--- Instruction ---
Collect all lines from the records below that include the word "Albania".

--- Records to process ---
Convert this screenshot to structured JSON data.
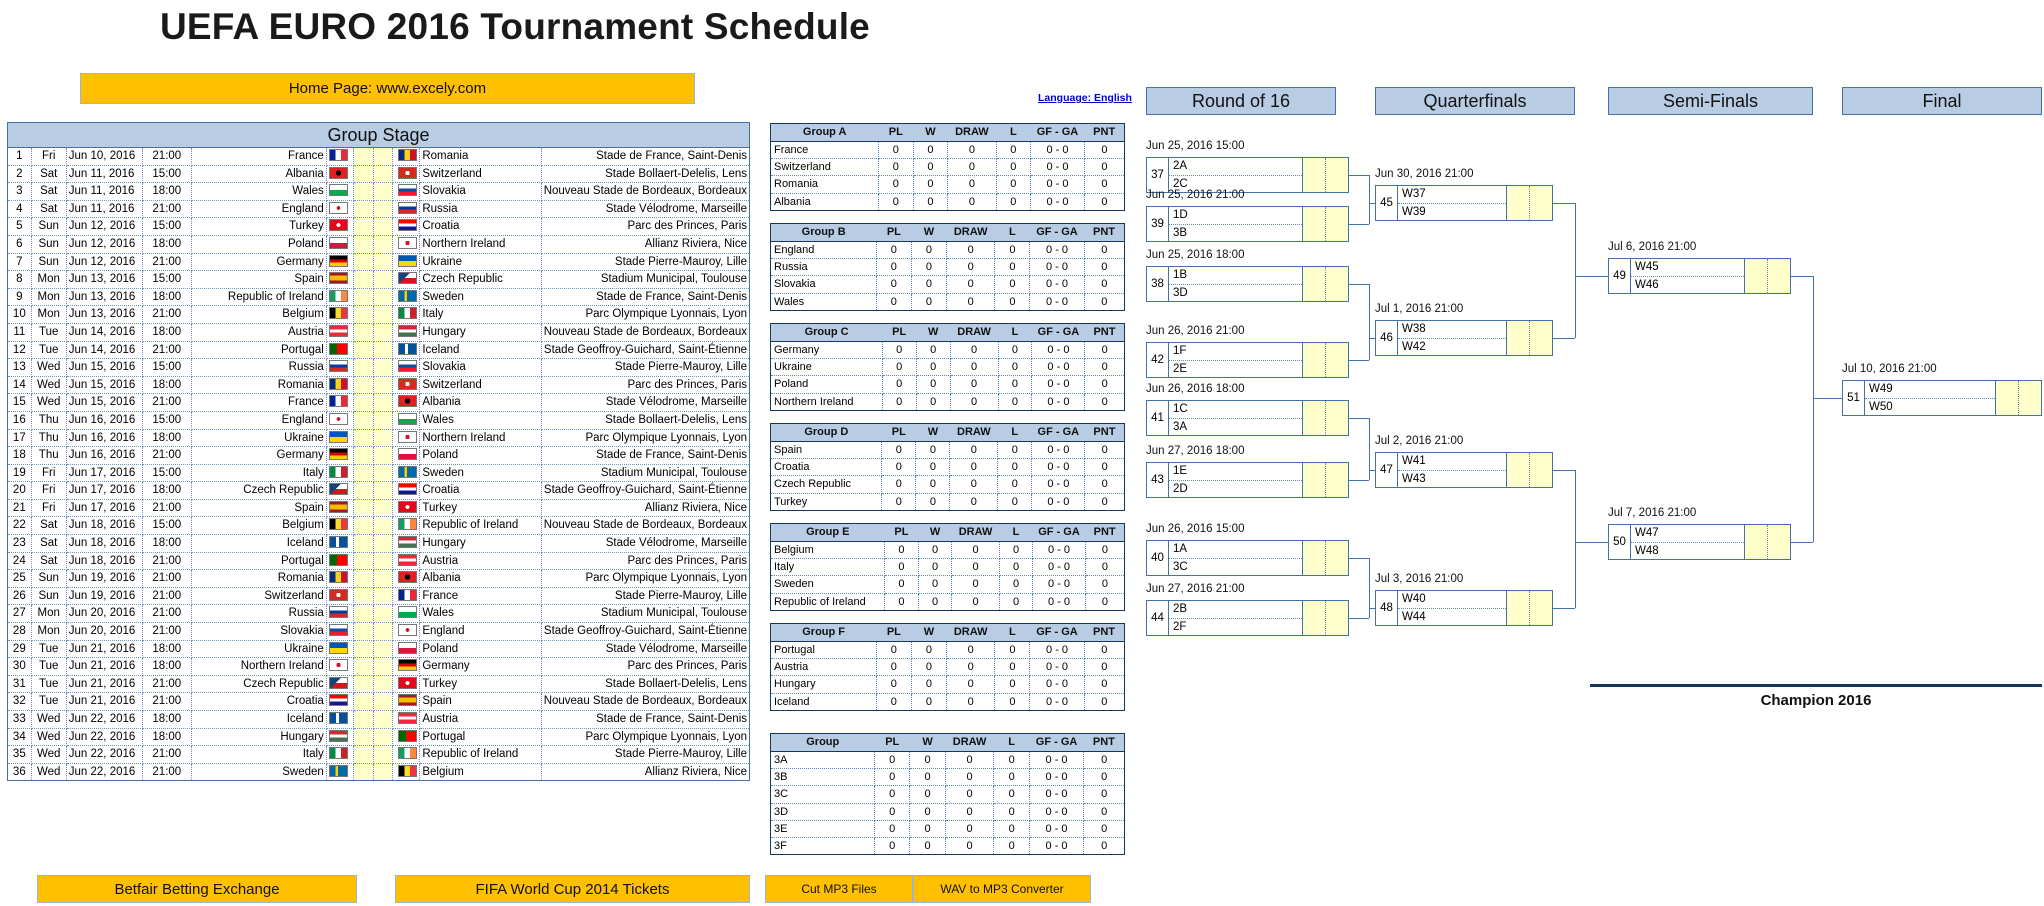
{
  "page": {
    "title": "UEFA EURO 2016 Tournament Schedule",
    "home_page": "Home Page: www.excely.com",
    "language_link": "Language: English",
    "group_stage_header": "Group Stage",
    "champion_label": "Champion 2016"
  },
  "footer_buttons": [
    {
      "label": "Betfair Betting Exchange"
    },
    {
      "label": "FIFA World Cup 2014 Tickets"
    },
    {
      "label": "Cut MP3 Files"
    },
    {
      "label": "WAV to MP3 Converter"
    }
  ],
  "bracket_headers": {
    "round_of_16": "Round of 16",
    "quarterfinals": "Quarterfinals",
    "semifinals": "Semi-Finals",
    "final": "Final"
  },
  "group_stage": {
    "matches": [
      {
        "no": "1",
        "day": "Fri",
        "date": "Jun 10, 2016",
        "time": "21:00",
        "home": "France",
        "away": "Romania",
        "venue": "Stade de France, Saint-Denis",
        "small": false
      },
      {
        "no": "2",
        "day": "Sat",
        "date": "Jun 11, 2016",
        "time": "15:00",
        "home": "Albania",
        "away": "Switzerland",
        "venue": "Stade Bollaert-Delelis, Lens",
        "small": false
      },
      {
        "no": "3",
        "day": "Sat",
        "date": "Jun 11, 2016",
        "time": "18:00",
        "home": "Wales",
        "away": "Slovakia",
        "venue": "Nouveau Stade de Bordeaux, Bordeaux",
        "small": true
      },
      {
        "no": "4",
        "day": "Sat",
        "date": "Jun 11, 2016",
        "time": "21:00",
        "home": "England",
        "away": "Russia",
        "venue": "Stade Vélodrome, Marseille",
        "small": false
      },
      {
        "no": "5",
        "day": "Sun",
        "date": "Jun 12, 2016",
        "time": "15:00",
        "home": "Turkey",
        "away": "Croatia",
        "venue": "Parc des Princes, Paris",
        "small": false
      },
      {
        "no": "6",
        "day": "Sun",
        "date": "Jun 12, 2016",
        "time": "18:00",
        "home": "Poland",
        "away": "Northern Ireland",
        "venue": "Allianz Riviera, Nice",
        "small": false
      },
      {
        "no": "7",
        "day": "Sun",
        "date": "Jun 12, 2016",
        "time": "21:00",
        "home": "Germany",
        "away": "Ukraine",
        "venue": "Stade Pierre-Mauroy, Lille",
        "small": false
      },
      {
        "no": "8",
        "day": "Mon",
        "date": "Jun 13, 2016",
        "time": "15:00",
        "home": "Spain",
        "away": "Czech Republic",
        "venue": "Stadium Municipal, Toulouse",
        "small": false
      },
      {
        "no": "9",
        "day": "Mon",
        "date": "Jun 13, 2016",
        "time": "18:00",
        "home": "Republic of Ireland",
        "away": "Sweden",
        "venue": "Stade de France, Saint-Denis",
        "small": false
      },
      {
        "no": "10",
        "day": "Mon",
        "date": "Jun 13, 2016",
        "time": "21:00",
        "home": "Belgium",
        "away": "Italy",
        "venue": "Parc Olympique Lyonnais, Lyon",
        "small": true
      },
      {
        "no": "11",
        "day": "Tue",
        "date": "Jun 14, 2016",
        "time": "18:00",
        "home": "Austria",
        "away": "Hungary",
        "venue": "Nouveau Stade de Bordeaux, Bordeaux",
        "small": true
      },
      {
        "no": "12",
        "day": "Tue",
        "date": "Jun 14, 2016",
        "time": "21:00",
        "home": "Portugal",
        "away": "Iceland",
        "venue": "Stade Geoffroy-Guichard, Saint-Étienne",
        "small": true
      },
      {
        "no": "13",
        "day": "Wed",
        "date": "Jun 15, 2016",
        "time": "15:00",
        "home": "Russia",
        "away": "Slovakia",
        "venue": "Stade Pierre-Mauroy, Lille",
        "small": false
      },
      {
        "no": "14",
        "day": "Wed",
        "date": "Jun 15, 2016",
        "time": "18:00",
        "home": "Romania",
        "away": "Switzerland",
        "venue": "Parc des Princes, Paris",
        "small": false
      },
      {
        "no": "15",
        "day": "Wed",
        "date": "Jun 15, 2016",
        "time": "21:00",
        "home": "France",
        "away": "Albania",
        "venue": "Stade Vélodrome, Marseille",
        "small": false
      },
      {
        "no": "16",
        "day": "Thu",
        "date": "Jun 16, 2016",
        "time": "15:00",
        "home": "England",
        "away": "Wales",
        "venue": "Stade Bollaert-Delelis, Lens",
        "small": false
      },
      {
        "no": "17",
        "day": "Thu",
        "date": "Jun 16, 2016",
        "time": "18:00",
        "home": "Ukraine",
        "away": "Northern Ireland",
        "venue": "Parc Olympique Lyonnais, Lyon",
        "small": true
      },
      {
        "no": "18",
        "day": "Thu",
        "date": "Jun 16, 2016",
        "time": "21:00",
        "home": "Germany",
        "away": "Poland",
        "venue": "Stade de France, Saint-Denis",
        "small": false
      },
      {
        "no": "19",
        "day": "Fri",
        "date": "Jun 17, 2016",
        "time": "15:00",
        "home": "Italy",
        "away": "Sweden",
        "venue": "Stadium Municipal, Toulouse",
        "small": false
      },
      {
        "no": "20",
        "day": "Fri",
        "date": "Jun 17, 2016",
        "time": "18:00",
        "home": "Czech Republic",
        "away": "Croatia",
        "venue": "Stade Geoffroy-Guichard, Saint-Étienne",
        "small": true
      },
      {
        "no": "21",
        "day": "Fri",
        "date": "Jun 17, 2016",
        "time": "21:00",
        "home": "Spain",
        "away": "Turkey",
        "venue": "Allianz Riviera, Nice",
        "small": false
      },
      {
        "no": "22",
        "day": "Sat",
        "date": "Jun 18, 2016",
        "time": "15:00",
        "home": "Belgium",
        "away": "Republic of Ireland",
        "venue": "Nouveau Stade de Bordeaux, Bordeaux",
        "small": true
      },
      {
        "no": "23",
        "day": "Sat",
        "date": "Jun 18, 2016",
        "time": "18:00",
        "home": "Iceland",
        "away": "Hungary",
        "venue": "Stade Vélodrome, Marseille",
        "small": false
      },
      {
        "no": "24",
        "day": "Sat",
        "date": "Jun 18, 2016",
        "time": "21:00",
        "home": "Portugal",
        "away": "Austria",
        "venue": "Parc des Princes, Paris",
        "small": false
      },
      {
        "no": "25",
        "day": "Sun",
        "date": "Jun 19, 2016",
        "time": "21:00",
        "home": "Romania",
        "away": "Albania",
        "venue": "Parc Olympique Lyonnais, Lyon",
        "small": true
      },
      {
        "no": "26",
        "day": "Sun",
        "date": "Jun 19, 2016",
        "time": "21:00",
        "home": "Switzerland",
        "away": "France",
        "venue": "Stade Pierre-Mauroy, Lille",
        "small": false
      },
      {
        "no": "27",
        "day": "Mon",
        "date": "Jun 20, 2016",
        "time": "21:00",
        "home": "Russia",
        "away": "Wales",
        "venue": "Stadium Municipal, Toulouse",
        "small": false
      },
      {
        "no": "28",
        "day": "Mon",
        "date": "Jun 20, 2016",
        "time": "21:00",
        "home": "Slovakia",
        "away": "England",
        "venue": "Stade Geoffroy-Guichard, Saint-Étienne",
        "small": true
      },
      {
        "no": "29",
        "day": "Tue",
        "date": "Jun 21, 2016",
        "time": "18:00",
        "home": "Ukraine",
        "away": "Poland",
        "venue": "Stade Vélodrome, Marseille",
        "small": false
      },
      {
        "no": "30",
        "day": "Tue",
        "date": "Jun 21, 2016",
        "time": "18:00",
        "home": "Northern Ireland",
        "away": "Germany",
        "venue": "Parc des Princes, Paris",
        "small": false
      },
      {
        "no": "31",
        "day": "Tue",
        "date": "Jun 21, 2016",
        "time": "21:00",
        "home": "Czech Republic",
        "away": "Turkey",
        "venue": "Stade Bollaert-Delelis, Lens",
        "small": false
      },
      {
        "no": "32",
        "day": "Tue",
        "date": "Jun 21, 2016",
        "time": "21:00",
        "home": "Croatia",
        "away": "Spain",
        "venue": "Nouveau Stade de Bordeaux, Bordeaux",
        "small": true
      },
      {
        "no": "33",
        "day": "Wed",
        "date": "Jun 22, 2016",
        "time": "18:00",
        "home": "Iceland",
        "away": "Austria",
        "venue": "Stade de France, Saint-Denis",
        "small": false
      },
      {
        "no": "34",
        "day": "Wed",
        "date": "Jun 22, 2016",
        "time": "18:00",
        "home": "Hungary",
        "away": "Portugal",
        "venue": "Parc Olympique Lyonnais, Lyon",
        "small": true
      },
      {
        "no": "35",
        "day": "Wed",
        "date": "Jun 22, 2016",
        "time": "21:00",
        "home": "Italy",
        "away": "Republic of Ireland",
        "venue": "Stade Pierre-Mauroy, Lille",
        "small": false
      },
      {
        "no": "36",
        "day": "Wed",
        "date": "Jun 22, 2016",
        "time": "21:00",
        "home": "Sweden",
        "away": "Belgium",
        "venue": "Allianz Riviera, Nice",
        "small": false
      }
    ]
  },
  "standings": {
    "columns": [
      "PL",
      "W",
      "DRAW",
      "L",
      "GF - GA",
      "PNT"
    ],
    "tables": [
      {
        "name": "Group A",
        "rows": [
          {
            "team": "France",
            "pl": "0",
            "w": "0",
            "draw": "0",
            "l": "0",
            "gfga": "0 - 0",
            "pnt": "0"
          },
          {
            "team": "Switzerland",
            "pl": "0",
            "w": "0",
            "draw": "0",
            "l": "0",
            "gfga": "0 - 0",
            "pnt": "0"
          },
          {
            "team": "Romania",
            "pl": "0",
            "w": "0",
            "draw": "0",
            "l": "0",
            "gfga": "0 - 0",
            "pnt": "0"
          },
          {
            "team": "Albania",
            "pl": "0",
            "w": "0",
            "draw": "0",
            "l": "0",
            "gfga": "0 - 0",
            "pnt": "0"
          }
        ]
      },
      {
        "name": "Group B",
        "rows": [
          {
            "team": "England",
            "pl": "0",
            "w": "0",
            "draw": "0",
            "l": "0",
            "gfga": "0 - 0",
            "pnt": "0"
          },
          {
            "team": "Russia",
            "pl": "0",
            "w": "0",
            "draw": "0",
            "l": "0",
            "gfga": "0 - 0",
            "pnt": "0"
          },
          {
            "team": "Slovakia",
            "pl": "0",
            "w": "0",
            "draw": "0",
            "l": "0",
            "gfga": "0 - 0",
            "pnt": "0"
          },
          {
            "team": "Wales",
            "pl": "0",
            "w": "0",
            "draw": "0",
            "l": "0",
            "gfga": "0 - 0",
            "pnt": "0"
          }
        ]
      },
      {
        "name": "Group C",
        "rows": [
          {
            "team": "Germany",
            "pl": "0",
            "w": "0",
            "draw": "0",
            "l": "0",
            "gfga": "0 - 0",
            "pnt": "0"
          },
          {
            "team": "Ukraine",
            "pl": "0",
            "w": "0",
            "draw": "0",
            "l": "0",
            "gfga": "0 - 0",
            "pnt": "0"
          },
          {
            "team": "Poland",
            "pl": "0",
            "w": "0",
            "draw": "0",
            "l": "0",
            "gfga": "0 - 0",
            "pnt": "0"
          },
          {
            "team": "Northern Ireland",
            "pl": "0",
            "w": "0",
            "draw": "0",
            "l": "0",
            "gfga": "0 - 0",
            "pnt": "0"
          }
        ]
      },
      {
        "name": "Group D",
        "rows": [
          {
            "team": "Spain",
            "pl": "0",
            "w": "0",
            "draw": "0",
            "l": "0",
            "gfga": "0 - 0",
            "pnt": "0"
          },
          {
            "team": "Croatia",
            "pl": "0",
            "w": "0",
            "draw": "0",
            "l": "0",
            "gfga": "0 - 0",
            "pnt": "0"
          },
          {
            "team": "Czech Republic",
            "pl": "0",
            "w": "0",
            "draw": "0",
            "l": "0",
            "gfga": "0 - 0",
            "pnt": "0"
          },
          {
            "team": "Turkey",
            "pl": "0",
            "w": "0",
            "draw": "0",
            "l": "0",
            "gfga": "0 - 0",
            "pnt": "0"
          }
        ]
      },
      {
        "name": "Group E",
        "rows": [
          {
            "team": "Belgium",
            "pl": "0",
            "w": "0",
            "draw": "0",
            "l": "0",
            "gfga": "0 - 0",
            "pnt": "0"
          },
          {
            "team": "Italy",
            "pl": "0",
            "w": "0",
            "draw": "0",
            "l": "0",
            "gfga": "0 - 0",
            "pnt": "0"
          },
          {
            "team": "Sweden",
            "pl": "0",
            "w": "0",
            "draw": "0",
            "l": "0",
            "gfga": "0 - 0",
            "pnt": "0"
          },
          {
            "team": "Republic of Ireland",
            "pl": "0",
            "w": "0",
            "draw": "0",
            "l": "0",
            "gfga": "0 - 0",
            "pnt": "0"
          }
        ]
      },
      {
        "name": "Group F",
        "rows": [
          {
            "team": "Portugal",
            "pl": "0",
            "w": "0",
            "draw": "0",
            "l": "0",
            "gfga": "0 - 0",
            "pnt": "0"
          },
          {
            "team": "Austria",
            "pl": "0",
            "w": "0",
            "draw": "0",
            "l": "0",
            "gfga": "0 - 0",
            "pnt": "0"
          },
          {
            "team": "Hungary",
            "pl": "0",
            "w": "0",
            "draw": "0",
            "l": "0",
            "gfga": "0 - 0",
            "pnt": "0"
          },
          {
            "team": "Iceland",
            "pl": "0",
            "w": "0",
            "draw": "0",
            "l": "0",
            "gfga": "0 - 0",
            "pnt": "0"
          }
        ]
      },
      {
        "name": "Group",
        "rows": [
          {
            "team": "3A",
            "pl": "0",
            "w": "0",
            "draw": "0",
            "l": "0",
            "gfga": "0 - 0",
            "pnt": "0"
          },
          {
            "team": "3B",
            "pl": "0",
            "w": "0",
            "draw": "0",
            "l": "0",
            "gfga": "0 - 0",
            "pnt": "0"
          },
          {
            "team": "3C",
            "pl": "0",
            "w": "0",
            "draw": "0",
            "l": "0",
            "gfga": "0 - 0",
            "pnt": "0"
          },
          {
            "team": "3D",
            "pl": "0",
            "w": "0",
            "draw": "0",
            "l": "0",
            "gfga": "0 - 0",
            "pnt": "0"
          },
          {
            "team": "3E",
            "pl": "0",
            "w": "0",
            "draw": "0",
            "l": "0",
            "gfga": "0 - 0",
            "pnt": "0"
          },
          {
            "team": "3F",
            "pl": "0",
            "w": "0",
            "draw": "0",
            "l": "0",
            "gfga": "0 - 0",
            "pnt": "0"
          }
        ]
      }
    ]
  },
  "bracket": {
    "round_of_16": [
      {
        "num": "37",
        "datetime": "Jun 25, 2016   15:00",
        "t1": "2A",
        "t2": "2C"
      },
      {
        "num": "39",
        "datetime": "Jun 25, 2016   21:00",
        "t1": "1D",
        "t2": "3B"
      },
      {
        "num": "38",
        "datetime": "Jun 25, 2016   18:00",
        "t1": "1B",
        "t2": "3D"
      },
      {
        "num": "42",
        "datetime": "Jun 26, 2016   21:00",
        "t1": "1F",
        "t2": "2E"
      },
      {
        "num": "41",
        "datetime": "Jun 26, 2016   18:00",
        "t1": "1C",
        "t2": "3A"
      },
      {
        "num": "43",
        "datetime": "Jun 27, 2016   18:00",
        "t1": "1E",
        "t2": "2D"
      },
      {
        "num": "40",
        "datetime": "Jun 26, 2016   15:00",
        "t1": "1A",
        "t2": "3C"
      },
      {
        "num": "44",
        "datetime": "Jun 27, 2016   21:00",
        "t1": "2B",
        "t2": "2F"
      }
    ],
    "quarterfinals": [
      {
        "num": "45",
        "datetime": "Jun 30, 2016   21:00",
        "t1": "W37",
        "t2": "W39"
      },
      {
        "num": "46",
        "datetime": "Jul 1, 2016   21:00",
        "t1": "W38",
        "t2": "W42"
      },
      {
        "num": "47",
        "datetime": "Jul 2, 2016   21:00",
        "t1": "W41",
        "t2": "W43"
      },
      {
        "num": "48",
        "datetime": "Jul 3, 2016   21:00",
        "t1": "W40",
        "t2": "W44"
      }
    ],
    "semifinals": [
      {
        "num": "49",
        "datetime": "Jul 6, 2016   21:00",
        "t1": "W45",
        "t2": "W46"
      },
      {
        "num": "50",
        "datetime": "Jul 7, 2016   21:00",
        "t1": "W47",
        "t2": "W48"
      }
    ],
    "final": [
      {
        "num": "51",
        "datetime": "Jul 10, 2016   21:00",
        "t1": "W49",
        "t2": "W50"
      }
    ]
  },
  "colors": {
    "accent_orange": "#FFC000",
    "header_blue": "#B8CCE4",
    "border_blue": "#4472A8",
    "score_yellow": "#FFFFCC",
    "link_blue": "#0000CC"
  }
}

--- Exercise output ---
        "home": "Albania",
        "away": "Albania",
        "away": "Albania",
            "team": "Albania",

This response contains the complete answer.